[Begin]
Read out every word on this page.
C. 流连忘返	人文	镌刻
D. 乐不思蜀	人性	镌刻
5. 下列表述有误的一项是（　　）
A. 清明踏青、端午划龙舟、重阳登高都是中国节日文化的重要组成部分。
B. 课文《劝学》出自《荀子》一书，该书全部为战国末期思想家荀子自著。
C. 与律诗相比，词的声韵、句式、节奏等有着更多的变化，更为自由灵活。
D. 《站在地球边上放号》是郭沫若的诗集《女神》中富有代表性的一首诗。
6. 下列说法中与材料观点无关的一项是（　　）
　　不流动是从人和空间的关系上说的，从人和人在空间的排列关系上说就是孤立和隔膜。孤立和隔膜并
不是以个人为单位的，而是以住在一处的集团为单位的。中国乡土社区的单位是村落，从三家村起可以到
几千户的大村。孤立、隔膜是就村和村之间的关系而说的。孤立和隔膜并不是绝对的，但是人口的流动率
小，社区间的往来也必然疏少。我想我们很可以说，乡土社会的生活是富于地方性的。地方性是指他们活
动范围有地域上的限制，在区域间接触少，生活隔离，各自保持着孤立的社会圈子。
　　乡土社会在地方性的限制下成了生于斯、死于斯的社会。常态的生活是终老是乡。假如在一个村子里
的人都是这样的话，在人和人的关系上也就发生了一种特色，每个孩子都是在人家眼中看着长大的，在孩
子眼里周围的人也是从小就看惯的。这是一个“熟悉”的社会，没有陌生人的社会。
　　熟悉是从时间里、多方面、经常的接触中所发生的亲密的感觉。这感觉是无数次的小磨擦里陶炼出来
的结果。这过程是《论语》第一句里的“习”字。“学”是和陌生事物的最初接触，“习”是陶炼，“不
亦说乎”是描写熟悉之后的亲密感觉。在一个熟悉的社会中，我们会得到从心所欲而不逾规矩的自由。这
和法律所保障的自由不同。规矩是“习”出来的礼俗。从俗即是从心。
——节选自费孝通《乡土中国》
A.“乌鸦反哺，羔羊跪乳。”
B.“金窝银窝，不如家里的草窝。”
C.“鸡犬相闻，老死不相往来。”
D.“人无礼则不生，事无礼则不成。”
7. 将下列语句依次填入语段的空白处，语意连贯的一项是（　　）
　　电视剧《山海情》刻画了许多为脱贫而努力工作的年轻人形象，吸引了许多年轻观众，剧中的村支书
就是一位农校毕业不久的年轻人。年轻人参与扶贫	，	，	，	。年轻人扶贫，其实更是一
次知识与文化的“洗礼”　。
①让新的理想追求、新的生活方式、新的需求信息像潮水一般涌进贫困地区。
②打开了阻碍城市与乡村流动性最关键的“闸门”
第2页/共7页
[End]
--- WORK REQUIRED ---
Transcribe the data above in full, exactly.

--- WRITTEN RESPONSE ---
Read out every word on this page.
C. 流连忘返	人文	镌刻
D. 乐不思蜀	人性	镌刻
5. 下列表述有误的一项是（　　）
A. 清明踏青、端午划龙舟、重阳登高都是中国节日文化的重要组成部分。
B. 课文《劝学》出自《荀子》一书，该书全部为战国末期思想家荀子自著。
C. 与律诗相比，词的声韵、句式、节奏等有着更多的变化，更为自由灵活。
D. 《站在地球边上放号》是郭沫若的诗集《女神》中富有代表性的一首诗。
6. 下列说法中与材料观点无关的一项是（　　）
　　不流动是从人和空间的关系上说的，从人和人在空间的排列关系上说就是孤立和隔膜。孤立和隔膜并
不是以个人为单位的，而是以住在一处的集团为单位的。中国乡土社区的单位是村落，从三家村起可以到
几千户的大村。孤立、隔膜是就村和村之间的关系而说的。孤立和隔膜并不是绝对的，但是人口的流动率
小，社区间的往来也必然疏少。我想我们很可以说，乡土社会的生活是富于地方性的。地方性是指他们活
动范围有地域上的限制，在区域间接触少，生活隔离，各自保持着孤立的社会圈子。
　　乡土社会在地方性的限制下成了生于斯、死于斯的社会。常态的生活是终老是乡。假如在一个村子里
的人都是这样的话，在人和人的关系上也就发生了一种特色，每个孩子都是在人家眼中看着长大的，在孩
子眼里周围的人也是从小就看惯的。这是一个“熟悉”的社会，没有陌生人的社会。
　　熟悉是从时间里、多方面、经常的接触中所发生的亲密的感觉。这感觉是无数次的小磨擦里陶炼出来
的结果。这过程是《论语》第一句里的“习”字。“学”是和陌生事物的最初接触，“习”是陶炼，“不
亦说乎”是描写熟悉之后的亲密感觉。在一个熟悉的社会中，我们会得到从心所欲而不逾规矩的自由。这
和法律所保障的自由不同。规矩是“习”出来的礼俗。从俗即是从心。
——节选自费孝通《乡土中国》
A.“乌鸦反哺，羔羊跪乳。”
B.“金窝银窝，不如家里的草窝。”
C.“鸡犬相闻，老死不相往来。”
D.“人无礼则不生，事无礼则不成。”
7. 将下列语句依次填入语段的空白处，语意连贯的一项是（　　）
　　电视剧《山海情》刻画了许多为脱贫而努力工作的年轻人形象，吸引了许多年轻观众，剧中的村支书
就是一位农校毕业不久的年轻人。年轻人参与扶贫	，	，	，	。年轻人扶贫，其实更是一
次知识与文化的“洗礼”　。
①让新的理想追求、新的生活方式、新的需求信息像潮水一般涌进贫困地区。
②打开了阻碍城市与乡村流动性最关键的“闸门”
第2页/共7页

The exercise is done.